**EXERCISE GOAL**.
Below are the records; collect from them each line containing the string "more".
******
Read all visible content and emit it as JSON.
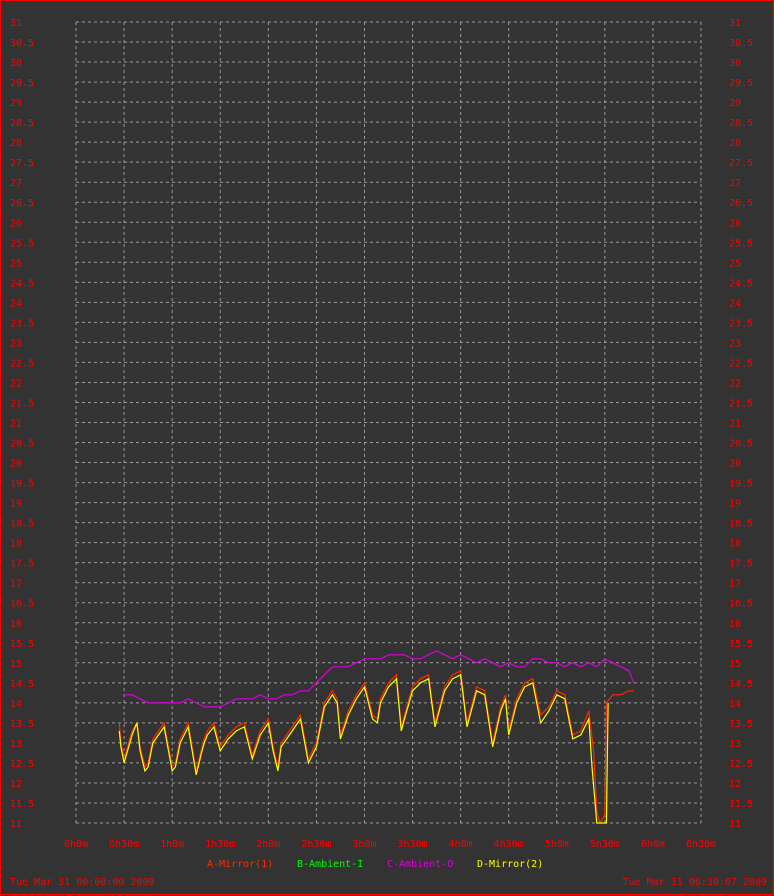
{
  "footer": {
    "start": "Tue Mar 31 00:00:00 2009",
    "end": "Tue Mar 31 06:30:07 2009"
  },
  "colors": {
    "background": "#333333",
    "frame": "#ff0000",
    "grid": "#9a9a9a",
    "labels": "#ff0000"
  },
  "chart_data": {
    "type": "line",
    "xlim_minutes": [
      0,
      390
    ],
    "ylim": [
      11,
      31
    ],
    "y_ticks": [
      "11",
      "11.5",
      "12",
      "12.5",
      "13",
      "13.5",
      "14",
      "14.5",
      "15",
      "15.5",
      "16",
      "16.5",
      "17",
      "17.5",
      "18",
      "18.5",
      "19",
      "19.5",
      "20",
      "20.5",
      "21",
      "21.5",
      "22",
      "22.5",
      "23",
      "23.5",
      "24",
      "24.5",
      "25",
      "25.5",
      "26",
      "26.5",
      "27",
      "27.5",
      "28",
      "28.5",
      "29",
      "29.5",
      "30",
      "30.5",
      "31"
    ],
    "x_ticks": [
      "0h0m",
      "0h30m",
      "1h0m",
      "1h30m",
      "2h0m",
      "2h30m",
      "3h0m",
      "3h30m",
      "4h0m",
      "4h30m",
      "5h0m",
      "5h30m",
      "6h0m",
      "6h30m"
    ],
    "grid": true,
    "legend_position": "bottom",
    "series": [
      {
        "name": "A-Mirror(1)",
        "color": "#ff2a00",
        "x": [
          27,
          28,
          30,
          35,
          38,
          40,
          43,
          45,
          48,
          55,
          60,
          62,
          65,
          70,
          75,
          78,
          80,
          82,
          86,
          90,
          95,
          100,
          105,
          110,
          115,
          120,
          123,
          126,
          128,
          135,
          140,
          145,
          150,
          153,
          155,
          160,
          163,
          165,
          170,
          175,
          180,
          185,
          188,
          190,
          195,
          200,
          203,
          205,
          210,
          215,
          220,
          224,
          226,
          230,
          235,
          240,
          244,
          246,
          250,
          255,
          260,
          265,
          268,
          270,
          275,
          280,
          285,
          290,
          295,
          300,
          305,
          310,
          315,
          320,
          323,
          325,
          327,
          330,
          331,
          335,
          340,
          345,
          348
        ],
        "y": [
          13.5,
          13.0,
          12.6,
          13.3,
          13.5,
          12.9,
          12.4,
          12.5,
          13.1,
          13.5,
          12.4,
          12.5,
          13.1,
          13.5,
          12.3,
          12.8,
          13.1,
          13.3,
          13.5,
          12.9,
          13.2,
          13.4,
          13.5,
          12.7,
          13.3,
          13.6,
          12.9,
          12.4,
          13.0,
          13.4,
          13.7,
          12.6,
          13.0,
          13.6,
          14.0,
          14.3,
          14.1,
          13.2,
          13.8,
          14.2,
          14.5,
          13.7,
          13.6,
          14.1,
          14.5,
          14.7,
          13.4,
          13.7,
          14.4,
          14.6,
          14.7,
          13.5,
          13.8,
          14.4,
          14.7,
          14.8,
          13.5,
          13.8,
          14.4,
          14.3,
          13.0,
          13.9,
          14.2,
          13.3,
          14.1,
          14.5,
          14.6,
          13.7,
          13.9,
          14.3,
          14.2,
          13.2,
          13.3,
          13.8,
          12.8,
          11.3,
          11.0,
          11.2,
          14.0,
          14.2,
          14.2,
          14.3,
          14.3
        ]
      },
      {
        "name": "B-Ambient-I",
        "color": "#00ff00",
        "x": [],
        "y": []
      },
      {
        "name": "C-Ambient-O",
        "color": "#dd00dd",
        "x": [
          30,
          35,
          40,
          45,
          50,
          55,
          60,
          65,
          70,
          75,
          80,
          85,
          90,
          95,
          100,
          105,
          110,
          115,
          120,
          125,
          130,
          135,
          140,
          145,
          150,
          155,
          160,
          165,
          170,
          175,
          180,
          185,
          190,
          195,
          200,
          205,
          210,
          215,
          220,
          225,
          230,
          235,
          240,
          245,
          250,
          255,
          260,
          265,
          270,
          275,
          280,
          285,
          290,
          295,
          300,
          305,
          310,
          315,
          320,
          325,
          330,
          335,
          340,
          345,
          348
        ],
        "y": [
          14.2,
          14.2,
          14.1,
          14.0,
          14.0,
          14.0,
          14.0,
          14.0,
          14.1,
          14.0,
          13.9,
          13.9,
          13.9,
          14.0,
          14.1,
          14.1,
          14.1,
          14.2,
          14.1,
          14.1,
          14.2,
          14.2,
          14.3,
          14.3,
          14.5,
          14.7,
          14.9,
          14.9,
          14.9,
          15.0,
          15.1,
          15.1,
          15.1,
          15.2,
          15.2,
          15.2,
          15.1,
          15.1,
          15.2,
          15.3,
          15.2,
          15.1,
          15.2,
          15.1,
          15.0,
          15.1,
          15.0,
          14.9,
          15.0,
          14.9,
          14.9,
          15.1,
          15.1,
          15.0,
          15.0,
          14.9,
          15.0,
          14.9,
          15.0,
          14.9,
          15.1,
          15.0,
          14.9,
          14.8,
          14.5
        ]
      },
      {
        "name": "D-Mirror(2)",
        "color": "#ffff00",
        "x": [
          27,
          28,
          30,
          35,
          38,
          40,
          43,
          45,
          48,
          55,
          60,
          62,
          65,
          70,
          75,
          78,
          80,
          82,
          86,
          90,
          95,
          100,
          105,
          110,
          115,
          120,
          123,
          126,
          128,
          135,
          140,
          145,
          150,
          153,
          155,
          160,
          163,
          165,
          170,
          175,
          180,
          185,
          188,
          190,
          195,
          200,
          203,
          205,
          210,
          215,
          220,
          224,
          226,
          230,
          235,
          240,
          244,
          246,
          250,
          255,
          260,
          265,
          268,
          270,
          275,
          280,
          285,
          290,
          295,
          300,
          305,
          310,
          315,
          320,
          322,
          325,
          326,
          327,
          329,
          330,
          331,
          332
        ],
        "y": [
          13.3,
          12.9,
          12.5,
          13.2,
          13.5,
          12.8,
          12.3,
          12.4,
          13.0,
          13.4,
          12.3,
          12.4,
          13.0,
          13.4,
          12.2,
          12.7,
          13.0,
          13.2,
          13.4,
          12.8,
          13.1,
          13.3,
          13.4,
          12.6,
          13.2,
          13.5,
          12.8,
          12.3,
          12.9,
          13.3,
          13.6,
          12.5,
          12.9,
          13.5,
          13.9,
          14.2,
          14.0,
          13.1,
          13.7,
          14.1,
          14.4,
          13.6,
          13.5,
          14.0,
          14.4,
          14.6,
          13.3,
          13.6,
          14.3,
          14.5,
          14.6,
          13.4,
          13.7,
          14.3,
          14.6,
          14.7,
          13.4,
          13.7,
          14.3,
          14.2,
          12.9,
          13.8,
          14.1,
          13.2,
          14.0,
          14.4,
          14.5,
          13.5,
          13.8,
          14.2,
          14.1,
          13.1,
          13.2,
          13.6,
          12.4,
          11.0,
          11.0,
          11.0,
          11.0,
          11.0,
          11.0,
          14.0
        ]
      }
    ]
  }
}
******
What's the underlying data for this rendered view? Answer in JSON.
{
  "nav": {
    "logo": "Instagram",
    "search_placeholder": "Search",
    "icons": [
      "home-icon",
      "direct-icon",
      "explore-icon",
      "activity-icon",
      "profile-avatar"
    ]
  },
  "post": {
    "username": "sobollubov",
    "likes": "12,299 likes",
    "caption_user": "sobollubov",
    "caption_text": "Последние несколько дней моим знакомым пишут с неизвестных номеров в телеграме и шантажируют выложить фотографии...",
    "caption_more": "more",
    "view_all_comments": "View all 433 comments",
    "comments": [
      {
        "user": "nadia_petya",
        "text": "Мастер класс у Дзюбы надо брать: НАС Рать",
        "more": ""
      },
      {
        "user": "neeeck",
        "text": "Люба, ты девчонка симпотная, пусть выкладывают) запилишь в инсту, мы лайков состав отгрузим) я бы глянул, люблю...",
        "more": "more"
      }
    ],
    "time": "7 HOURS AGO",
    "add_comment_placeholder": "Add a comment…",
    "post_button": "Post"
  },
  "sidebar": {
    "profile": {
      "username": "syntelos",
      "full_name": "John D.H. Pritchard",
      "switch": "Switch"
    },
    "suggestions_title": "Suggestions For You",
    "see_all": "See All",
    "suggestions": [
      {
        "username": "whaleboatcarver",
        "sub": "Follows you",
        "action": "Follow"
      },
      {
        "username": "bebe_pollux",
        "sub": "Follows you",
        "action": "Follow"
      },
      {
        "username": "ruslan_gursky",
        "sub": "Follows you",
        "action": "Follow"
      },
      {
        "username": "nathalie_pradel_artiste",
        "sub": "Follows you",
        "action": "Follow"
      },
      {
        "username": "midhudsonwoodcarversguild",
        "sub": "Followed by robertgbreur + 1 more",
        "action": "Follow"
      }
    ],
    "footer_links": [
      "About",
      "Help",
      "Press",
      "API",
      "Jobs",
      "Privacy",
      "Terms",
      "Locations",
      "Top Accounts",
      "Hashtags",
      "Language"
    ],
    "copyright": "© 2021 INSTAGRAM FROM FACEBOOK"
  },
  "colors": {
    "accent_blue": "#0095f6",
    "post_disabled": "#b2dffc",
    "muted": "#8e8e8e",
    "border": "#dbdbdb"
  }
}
******
**EXPECTED ANSWER**.
    "caption_more": "more",
        "more": ""
        "more": "more"
        "sub": "Followed by robertgbreur + 1 more",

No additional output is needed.